--- START ---

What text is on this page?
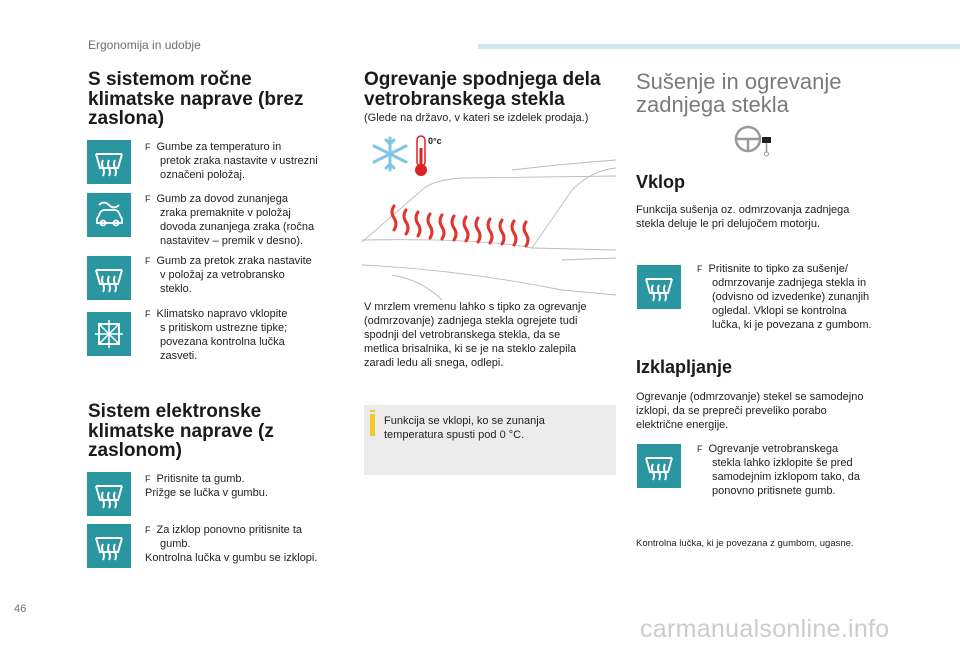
Ergonomija in udobje
46
carmanualsonline.info
S sistemom ročne
klimatske naprave (brez
zaslona)
F Gumbe za temperaturo in
pretok zraka nastavite v ustrezni
označeni položaj.
F Gumb za dovod zunanjega
zraka premaknite v položaj
dovoda zunanjega zraka (ročna
nastavitev – premik v desno).
F Gumb za pretok zraka nastavite
v položaj za vetrobransko
steklo.
F Klimatsko napravo vklopite
s pritiskom ustrezne tipke;
povezana kontrolna lučka
zasveti.
Sistem elektronske
klimatske naprave (z
zaslonom)
F Pritisnite ta gumb.
Prižge se lučka v gumbu.
F Za izklop ponovno pritisnite ta
gumb.
Kontrolna lučka v gumbu se izklopi.
Ogrevanje spodnjega dela
vetrobranskega stekla
(Glede na državo, v kateri se izdelek prodaja.)
0°c
V mrzlem vremenu lahko s tipko za ogrevanje
(odmrzovanje) zadnjega stekla ogrejete tudi
spodnji del vetrobranskega stekla, da se
metlica brisalnika, ki se je na steklo zalepila
zaradi ledu ali snega, odlepi.
Funkcija se vklopi, ko se zunanja
temperatura spusti pod 0 °C.
Sušenje in ogrevanje
zadnjega stekla
Vklop
Funkcija sušenja oz. odmrzovanja zadnjega
stekla deluje le pri delujočem motorju.
F Pritisnite to tipko za sušenje/
odmrzovanje zadnjega stekla in
(odvisno od izvedenke) zunanjih
ogledal. Vklopi se kontrolna
lučka, ki je povezana z gumbom.
Izklapljanje
Ogrevanje (odmrzovanje) stekel se samodejno
izklopi, da se prepreči preveliko porabo
električne energije.
F Ogrevanje vetrobranskega
stekla lahko izklopite še pred
samodejnim izklopom tako, da
ponovno pritisnete gumb.
Kontrolna lučka, ki je povezana z gumbom, ugasne.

--- END ---

■ **Work instructions**
Quote the entries above word for word. Leave the images out.

■ **Output for this task**
What text is on this page?
Ergonomija in udobje
46
carmanualsonline.info
S sistemom ročne
klimatske naprave (brez
zaslona)
F Gumbe za temperaturo in
pretok zraka nastavite v ustrezni
označeni položaj.
F Gumb za dovod zunanjega
zraka premaknite v položaj
dovoda zunanjega zraka (ročna
nastavitev – premik v desno).
F Gumb za pretok zraka nastavite
v položaj za vetrobransko
steklo.
F Klimatsko napravo vklopite
s pritiskom ustrezne tipke;
povezana kontrolna lučka
zasveti.
Sistem elektronske
klimatske naprave (z
zaslonom)
F Pritisnite ta gumb.
Prižge se lučka v gumbu.
F Za izklop ponovno pritisnite ta
gumb.
Kontrolna lučka v gumbu se izklopi.
Ogrevanje spodnjega dela
vetrobranskega stekla
(Glede na državo, v kateri se izdelek prodaja.)
0°c
V mrzlem vremenu lahko s tipko za ogrevanje
(odmrzovanje) zadnjega stekla ogrejete tudi
spodnji del vetrobranskega stekla, da se
metlica brisalnika, ki se je na steklo zalepila
zaradi ledu ali snega, odlepi.
Funkcija se vklopi, ko se zunanja
temperatura spusti pod 0 °C.
Sušenje in ogrevanje
zadnjega stekla
Vklop
Funkcija sušenja oz. odmrzovanja zadnjega
stekla deluje le pri delujočem motorju.
F Pritisnite to tipko za sušenje/
odmrzovanje zadnjega stekla in
(odvisno od izvedenke) zunanjih
ogledal. Vklopi se kontrolna
lučka, ki je povezana z gumbom.
Izklapljanje
Ogrevanje (odmrzovanje) stekel se samodejno
izklopi, da se prepreči preveliko porabo
električne energije.
F Ogrevanje vetrobranskega
stekla lahko izklopite še pred
samodejnim izklopom tako, da
ponovno pritisnete gumb.
Kontrolna lučka, ki je povezana z gumbom, ugasne.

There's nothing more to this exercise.